Work to do:
Reproduce the entries word for word, and omit any picture you find in them.

________________

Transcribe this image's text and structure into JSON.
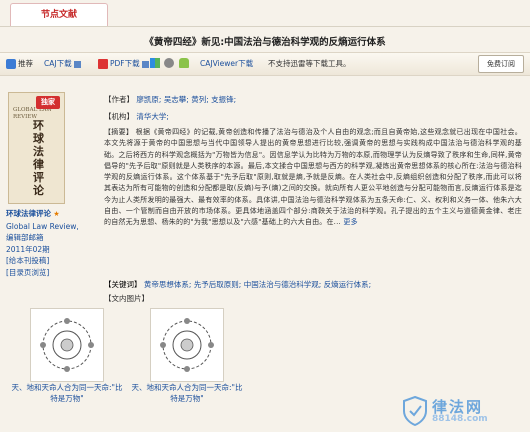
{
  "tab": {
    "label": "节点文献"
  },
  "title": "《黄帝四经》新见:中国法治与德治科学观的反熵运行体系",
  "downloads": {
    "recommend_label": "推荐",
    "caj_label": "CAJ下载",
    "pdf_label": "PDF下载",
    "cajviewer_label": "CAJViewer下载",
    "notice": "不支持迅雷等下载工具。",
    "free_button": "免费订阅"
  },
  "journal": {
    "cover_en": "GLOBAL LAW REVIEW",
    "cover_cn": "环球法律评论",
    "cover_badge": "独家",
    "name_cn": "环球法律评论",
    "name_en": "Global Law Review,",
    "editor": "编辑部邮箱",
    "issue": "2011年02期",
    "contribute": "[给本刊投稿]",
    "catalog": "[目录页浏览]"
  },
  "meta": {
    "author_label": "【作者】",
    "authors": [
      "廖凯原;",
      "吴志攀;",
      "黄列;",
      "支振锋;"
    ],
    "org_label": "【机构】",
    "org": "清华大学;",
    "abstract_label": "【摘要】",
    "abstract": "根据《黄帝四经》的记载,黄帝创造和传播了法治与德治及个人自由的观念;而且自黄帝始,这些观念就已出现在中国社会。本文先将源于黄帝的中国思想与当代中国领导人提出的黄帝思想进行比较,强调黄帝的思想与实践构成中国法治与德治科学观的基础。之后将西方的科学观念概括为\"万物皆为信息\"。因信息学认为比特为万物的本原,而物理学认为反熵导致了秩序和生命,同样,黄帝倡导的\"先予后取\"原则就是人类秩序的本源。最后,本文揉合中国思想与西方的科学观,凝炼出黄帝思想体系的核心所在:法治与德治科学观的反熵运行体系。这个体系基于\"先予后取\"原则,取就是熵,予就是反熵。在人类社会中,反熵组织创造和分配了秩序,而此可以将其表达为所有可能物的创造和分配都是取(反熵)与予(熵)之间的交换。就向所有人更公平地创造与分配可能物而言,反熵运行体系是迄今为止人类所发明的最强大、最有效率的体系。具体讲,中国法治与德治科学观体系为五条天命:仁、义、权利和义务一体、他朱六大自由、一个管制而自由开放的市场体系。更具体地涵盖四个部分:商鞅关于法治的科学观。孔子提出的五个主义与道德黄金律、老庄的自然无为思想、杨朱的的\"为我\"思想以及\"六感\"基础上的六大自由。在...",
    "more": "更多",
    "keywords_label": "【关键词】",
    "keywords": [
      "黄帝思想体系;",
      "先予后取原则;",
      "中国法治与德治科学观;",
      "反熵运行体系;"
    ],
    "figures_label": "【文内图片】"
  },
  "figures": [
    {
      "caption": "天、地和天命人合为同一天命:\"比特是万物\""
    },
    {
      "caption": "天、地和天命人合为同一天命:\"比特是万物\""
    }
  ],
  "watermark": {
    "title": "律法网",
    "url": "88148.com"
  },
  "colors": {
    "link": "#1b4f9c",
    "tab_red": "#c62828",
    "background": "#f6f2ea"
  }
}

________________

Output of the exercise:
Transcribe this image's text and structure into JSON.
{
  "tab": {
    "label": "节点文献"
  },
  "title": "《黄帝四经》新见:中国法治与德治科学观的反熵运行体系",
  "downloads": {
    "recommend_label": "推荐",
    "caj_label": "CAJ下载",
    "pdf_label": "PDF下载",
    "cajviewer_label": "CAJViewer下载",
    "notice": "不支持迅雷等下载工具。",
    "free_button": "免费订阅"
  },
  "journal": {
    "cover_en": "GLOBAL LAW REVIEW",
    "cover_cn": "环球法律评论",
    "cover_badge": "独家",
    "name_cn": "环球法律评论",
    "name_en": "Global Law Review,",
    "editor": "编辑部邮箱",
    "issue": "2011年02期",
    "contribute": "[给本刊投稿]",
    "catalog": "[目录页浏览]"
  },
  "meta": {
    "author_label": "【作者】",
    "authors": [
      "廖凯原;",
      "吴志攀;",
      "黄列;",
      "支振锋;"
    ],
    "org_label": "【机构】",
    "org": "清华大学;",
    "abstract_label": "【摘要】",
    "abstract": "根据《黄帝四经》的记载,黄帝创造和传播了法治与德治及个人自由的观念;而且自黄帝始,这些观念就已出现在中国社会。本文先将源于黄帝的中国思想与当代中国领导人提出的黄帝思想进行比较,强调黄帝的思想与实践构成中国法治与德治科学观的基础。之后将西方的科学观念概括为\"万物皆为信息\"。因信息学认为比特为万物的本原,而物理学认为反熵导致了秩序和生命,同样,黄帝倡导的\"先予后取\"原则就是人类秩序的本源。最后,本文揉合中国思想与西方的科学观,凝炼出黄帝思想体系的核心所在:法治与德治科学观的反熵运行体系。这个体系基于\"先予后取\"原则,取就是熵,予就是反熵。在人类社会中,反熵组织创造和分配了秩序,而此可以将其表达为所有可能物的创造和分配都是取(反熵)与予(熵)之间的交换。就向所有人更公平地创造与分配可能物而言,反熵运行体系是迄今为止人类所发明的最强大、最有效率的体系。具体讲,中国法治与德治科学观体系为五条天命:仁、义、权利和义务一体、他朱六大自由、一个管制而自由开放的市场体系。更具体地涵盖四个部分:商鞅关于法治的科学观。孔子提出的五个主义与道德黄金律、老庄的自然无为思想、杨朱的的\"为我\"思想以及\"六感\"基础上的六大自由。在...",
    "more": "更多",
    "keywords_label": "【关键词】",
    "keywords": [
      "黄帝思想体系;",
      "先予后取原则;",
      "中国法治与德治科学观;",
      "反熵运行体系;"
    ],
    "figures_label": "【文内图片】"
  },
  "figures": [
    {
      "caption": "天、地和天命人合为同一天命:\"比特是万物\""
    },
    {
      "caption": "天、地和天命人合为同一天命:\"比特是万物\""
    }
  ],
  "watermark": {
    "title": "律法网",
    "url": "88148.com"
  },
  "colors": {
    "link": "#1b4f9c",
    "tab_red": "#c62828",
    "background": "#f6f2ea"
  }
}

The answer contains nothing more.